┌─ Input records

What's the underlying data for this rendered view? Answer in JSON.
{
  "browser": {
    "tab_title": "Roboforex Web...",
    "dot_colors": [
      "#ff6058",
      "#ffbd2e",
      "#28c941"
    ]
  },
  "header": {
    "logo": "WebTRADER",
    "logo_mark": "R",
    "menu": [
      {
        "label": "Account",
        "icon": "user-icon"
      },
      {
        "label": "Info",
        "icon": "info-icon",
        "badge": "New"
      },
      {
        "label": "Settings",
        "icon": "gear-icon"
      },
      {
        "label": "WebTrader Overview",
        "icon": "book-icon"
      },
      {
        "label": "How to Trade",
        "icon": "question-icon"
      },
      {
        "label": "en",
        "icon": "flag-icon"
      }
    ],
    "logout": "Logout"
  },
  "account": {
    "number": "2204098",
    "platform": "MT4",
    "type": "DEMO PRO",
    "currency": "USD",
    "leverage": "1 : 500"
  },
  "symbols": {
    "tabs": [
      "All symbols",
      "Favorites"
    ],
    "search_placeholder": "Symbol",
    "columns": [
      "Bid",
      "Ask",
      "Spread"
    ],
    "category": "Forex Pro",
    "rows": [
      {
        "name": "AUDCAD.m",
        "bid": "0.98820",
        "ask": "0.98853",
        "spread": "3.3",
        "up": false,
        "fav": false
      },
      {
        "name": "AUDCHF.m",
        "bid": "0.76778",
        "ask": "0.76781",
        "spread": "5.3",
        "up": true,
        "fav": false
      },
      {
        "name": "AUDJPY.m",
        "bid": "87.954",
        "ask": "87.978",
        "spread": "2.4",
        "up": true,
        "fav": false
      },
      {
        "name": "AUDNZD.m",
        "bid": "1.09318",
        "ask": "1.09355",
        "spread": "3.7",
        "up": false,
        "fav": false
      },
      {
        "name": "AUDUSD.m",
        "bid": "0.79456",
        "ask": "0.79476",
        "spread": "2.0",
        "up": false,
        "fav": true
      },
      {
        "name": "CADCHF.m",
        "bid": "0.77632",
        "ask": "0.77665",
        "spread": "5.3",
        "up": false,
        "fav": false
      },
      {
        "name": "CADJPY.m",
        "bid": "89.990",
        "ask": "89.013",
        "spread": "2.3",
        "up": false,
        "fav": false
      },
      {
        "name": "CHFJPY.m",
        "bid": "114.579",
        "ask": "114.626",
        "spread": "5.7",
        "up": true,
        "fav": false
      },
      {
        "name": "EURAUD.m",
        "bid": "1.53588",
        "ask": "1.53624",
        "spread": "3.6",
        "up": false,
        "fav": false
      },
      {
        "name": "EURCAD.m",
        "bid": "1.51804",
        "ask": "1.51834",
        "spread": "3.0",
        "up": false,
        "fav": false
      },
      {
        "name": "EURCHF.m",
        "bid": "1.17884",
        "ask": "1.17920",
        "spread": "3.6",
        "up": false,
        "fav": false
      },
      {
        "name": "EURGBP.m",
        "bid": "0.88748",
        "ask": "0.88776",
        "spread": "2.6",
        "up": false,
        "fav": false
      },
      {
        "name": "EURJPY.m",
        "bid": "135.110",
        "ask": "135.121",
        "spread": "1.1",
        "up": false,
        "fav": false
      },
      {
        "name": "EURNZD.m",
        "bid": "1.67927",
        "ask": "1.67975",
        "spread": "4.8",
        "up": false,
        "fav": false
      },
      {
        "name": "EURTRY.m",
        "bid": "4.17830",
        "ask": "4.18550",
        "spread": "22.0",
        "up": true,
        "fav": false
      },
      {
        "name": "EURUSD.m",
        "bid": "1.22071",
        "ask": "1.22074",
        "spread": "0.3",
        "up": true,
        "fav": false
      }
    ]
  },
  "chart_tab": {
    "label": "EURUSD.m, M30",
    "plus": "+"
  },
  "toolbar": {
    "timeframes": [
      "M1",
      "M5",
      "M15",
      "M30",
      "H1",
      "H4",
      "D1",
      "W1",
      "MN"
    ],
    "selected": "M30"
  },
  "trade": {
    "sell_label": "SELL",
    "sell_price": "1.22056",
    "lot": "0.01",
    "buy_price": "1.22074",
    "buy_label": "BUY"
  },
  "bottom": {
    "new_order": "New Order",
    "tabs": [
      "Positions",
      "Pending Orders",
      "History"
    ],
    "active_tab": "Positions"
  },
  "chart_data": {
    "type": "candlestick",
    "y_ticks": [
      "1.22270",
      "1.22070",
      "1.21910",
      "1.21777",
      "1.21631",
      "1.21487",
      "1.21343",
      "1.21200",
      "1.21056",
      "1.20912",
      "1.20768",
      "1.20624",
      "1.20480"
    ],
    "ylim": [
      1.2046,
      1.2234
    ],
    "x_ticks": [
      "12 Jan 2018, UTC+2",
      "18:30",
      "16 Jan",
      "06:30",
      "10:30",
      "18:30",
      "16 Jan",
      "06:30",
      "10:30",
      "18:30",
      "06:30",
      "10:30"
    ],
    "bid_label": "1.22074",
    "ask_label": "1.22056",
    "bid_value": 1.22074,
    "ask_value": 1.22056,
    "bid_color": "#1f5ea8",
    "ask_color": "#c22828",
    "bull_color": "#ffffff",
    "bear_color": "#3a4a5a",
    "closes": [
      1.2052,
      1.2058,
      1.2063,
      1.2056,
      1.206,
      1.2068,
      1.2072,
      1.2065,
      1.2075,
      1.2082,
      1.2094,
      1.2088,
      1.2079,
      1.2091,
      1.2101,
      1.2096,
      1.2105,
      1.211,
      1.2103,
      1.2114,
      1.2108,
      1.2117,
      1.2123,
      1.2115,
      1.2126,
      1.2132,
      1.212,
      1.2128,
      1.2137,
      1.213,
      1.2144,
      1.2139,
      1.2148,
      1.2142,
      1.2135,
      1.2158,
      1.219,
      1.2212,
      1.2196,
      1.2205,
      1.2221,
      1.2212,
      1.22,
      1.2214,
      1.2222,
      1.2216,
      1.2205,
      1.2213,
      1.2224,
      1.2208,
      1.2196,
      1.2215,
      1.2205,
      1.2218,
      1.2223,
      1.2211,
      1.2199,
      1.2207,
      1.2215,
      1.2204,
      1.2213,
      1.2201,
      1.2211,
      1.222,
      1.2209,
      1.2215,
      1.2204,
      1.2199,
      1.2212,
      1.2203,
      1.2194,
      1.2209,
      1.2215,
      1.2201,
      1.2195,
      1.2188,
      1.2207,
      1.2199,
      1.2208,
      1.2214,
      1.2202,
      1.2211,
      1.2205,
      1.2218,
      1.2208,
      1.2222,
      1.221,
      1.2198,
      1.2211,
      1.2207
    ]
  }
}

└─

_Instructions to follow_
Exactly as shown above, return every record.

_Answer to the exercise_
What's the underlying data for this rendered view? Answer in JSON.
{
  "browser": {
    "tab_title": "Roboforex Web...",
    "dot_colors": [
      "#ff6058",
      "#ffbd2e",
      "#28c941"
    ]
  },
  "header": {
    "logo": "WebTRADER",
    "logo_mark": "R",
    "menu": [
      {
        "label": "Account",
        "icon": "user-icon"
      },
      {
        "label": "Info",
        "icon": "info-icon",
        "badge": "New"
      },
      {
        "label": "Settings",
        "icon": "gear-icon"
      },
      {
        "label": "WebTrader Overview",
        "icon": "book-icon"
      },
      {
        "label": "How to Trade",
        "icon": "question-icon"
      },
      {
        "label": "en",
        "icon": "flag-icon"
      }
    ],
    "logout": "Logout"
  },
  "account": {
    "number": "2204098",
    "platform": "MT4",
    "type": "DEMO PRO",
    "currency": "USD",
    "leverage": "1 : 500"
  },
  "symbols": {
    "tabs": [
      "All symbols",
      "Favorites"
    ],
    "search_placeholder": "Symbol",
    "columns": [
      "Bid",
      "Ask",
      "Spread"
    ],
    "category": "Forex Pro",
    "rows": [
      {
        "name": "AUDCAD.m",
        "bid": "0.98820",
        "ask": "0.98853",
        "spread": "3.3",
        "up": false,
        "fav": false
      },
      {
        "name": "AUDCHF.m",
        "bid": "0.76778",
        "ask": "0.76781",
        "spread": "5.3",
        "up": true,
        "fav": false
      },
      {
        "name": "AUDJPY.m",
        "bid": "87.954",
        "ask": "87.978",
        "spread": "2.4",
        "up": true,
        "fav": false
      },
      {
        "name": "AUDNZD.m",
        "bid": "1.09318",
        "ask": "1.09355",
        "spread": "3.7",
        "up": false,
        "fav": false
      },
      {
        "name": "AUDUSD.m",
        "bid": "0.79456",
        "ask": "0.79476",
        "spread": "2.0",
        "up": false,
        "fav": true
      },
      {
        "name": "CADCHF.m",
        "bid": "0.77632",
        "ask": "0.77665",
        "spread": "5.3",
        "up": false,
        "fav": false
      },
      {
        "name": "CADJPY.m",
        "bid": "89.990",
        "ask": "89.013",
        "spread": "2.3",
        "up": false,
        "fav": false
      },
      {
        "name": "CHFJPY.m",
        "bid": "114.579",
        "ask": "114.626",
        "spread": "5.7",
        "up": true,
        "fav": false
      },
      {
        "name": "EURAUD.m",
        "bid": "1.53588",
        "ask": "1.53624",
        "spread": "3.6",
        "up": false,
        "fav": false
      },
      {
        "name": "EURCAD.m",
        "bid": "1.51804",
        "ask": "1.51834",
        "spread": "3.0",
        "up": false,
        "fav": false
      },
      {
        "name": "EURCHF.m",
        "bid": "1.17884",
        "ask": "1.17920",
        "spread": "3.6",
        "up": false,
        "fav": false
      },
      {
        "name": "EURGBP.m",
        "bid": "0.88748",
        "ask": "0.88776",
        "spread": "2.6",
        "up": false,
        "fav": false
      },
      {
        "name": "EURJPY.m",
        "bid": "135.110",
        "ask": "135.121",
        "spread": "1.1",
        "up": false,
        "fav": false
      },
      {
        "name": "EURNZD.m",
        "bid": "1.67927",
        "ask": "1.67975",
        "spread": "4.8",
        "up": false,
        "fav": false
      },
      {
        "name": "EURTRY.m",
        "bid": "4.17830",
        "ask": "4.18550",
        "spread": "22.0",
        "up": true,
        "fav": false
      },
      {
        "name": "EURUSD.m",
        "bid": "1.22071",
        "ask": "1.22074",
        "spread": "0.3",
        "up": true,
        "fav": false
      }
    ]
  },
  "chart_tab": {
    "label": "EURUSD.m, M30",
    "plus": "+"
  },
  "toolbar": {
    "timeframes": [
      "M1",
      "M5",
      "M15",
      "M30",
      "H1",
      "H4",
      "D1",
      "W1",
      "MN"
    ],
    "selected": "M30"
  },
  "trade": {
    "sell_label": "SELL",
    "sell_price": "1.22056",
    "lot": "0.01",
    "buy_price": "1.22074",
    "buy_label": "BUY"
  },
  "bottom": {
    "new_order": "New Order",
    "tabs": [
      "Positions",
      "Pending Orders",
      "History"
    ],
    "active_tab": "Positions"
  },
  "chart_data": {
    "type": "candlestick",
    "y_ticks": [
      "1.22270",
      "1.22070",
      "1.21910",
      "1.21777",
      "1.21631",
      "1.21487",
      "1.21343",
      "1.21200",
      "1.21056",
      "1.20912",
      "1.20768",
      "1.20624",
      "1.20480"
    ],
    "ylim": [
      1.2046,
      1.2234
    ],
    "x_ticks": [
      "12 Jan 2018, UTC+2",
      "18:30",
      "16 Jan",
      "06:30",
      "10:30",
      "18:30",
      "16 Jan",
      "06:30",
      "10:30",
      "18:30",
      "06:30",
      "10:30"
    ],
    "bid_label": "1.22074",
    "ask_label": "1.22056",
    "bid_value": 1.22074,
    "ask_value": 1.22056,
    "bid_color": "#1f5ea8",
    "ask_color": "#c22828",
    "bull_color": "#ffffff",
    "bear_color": "#3a4a5a",
    "closes": [
      1.2052,
      1.2058,
      1.2063,
      1.2056,
      1.206,
      1.2068,
      1.2072,
      1.2065,
      1.2075,
      1.2082,
      1.2094,
      1.2088,
      1.2079,
      1.2091,
      1.2101,
      1.2096,
      1.2105,
      1.211,
      1.2103,
      1.2114,
      1.2108,
      1.2117,
      1.2123,
      1.2115,
      1.2126,
      1.2132,
      1.212,
      1.2128,
      1.2137,
      1.213,
      1.2144,
      1.2139,
      1.2148,
      1.2142,
      1.2135,
      1.2158,
      1.219,
      1.2212,
      1.2196,
      1.2205,
      1.2221,
      1.2212,
      1.22,
      1.2214,
      1.2222,
      1.2216,
      1.2205,
      1.2213,
      1.2224,
      1.2208,
      1.2196,
      1.2215,
      1.2205,
      1.2218,
      1.2223,
      1.2211,
      1.2199,
      1.2207,
      1.2215,
      1.2204,
      1.2213,
      1.2201,
      1.2211,
      1.222,
      1.2209,
      1.2215,
      1.2204,
      1.2199,
      1.2212,
      1.2203,
      1.2194,
      1.2209,
      1.2215,
      1.2201,
      1.2195,
      1.2188,
      1.2207,
      1.2199,
      1.2208,
      1.2214,
      1.2202,
      1.2211,
      1.2205,
      1.2218,
      1.2208,
      1.2222,
      1.221,
      1.2198,
      1.2211,
      1.2207
    ]
  }
}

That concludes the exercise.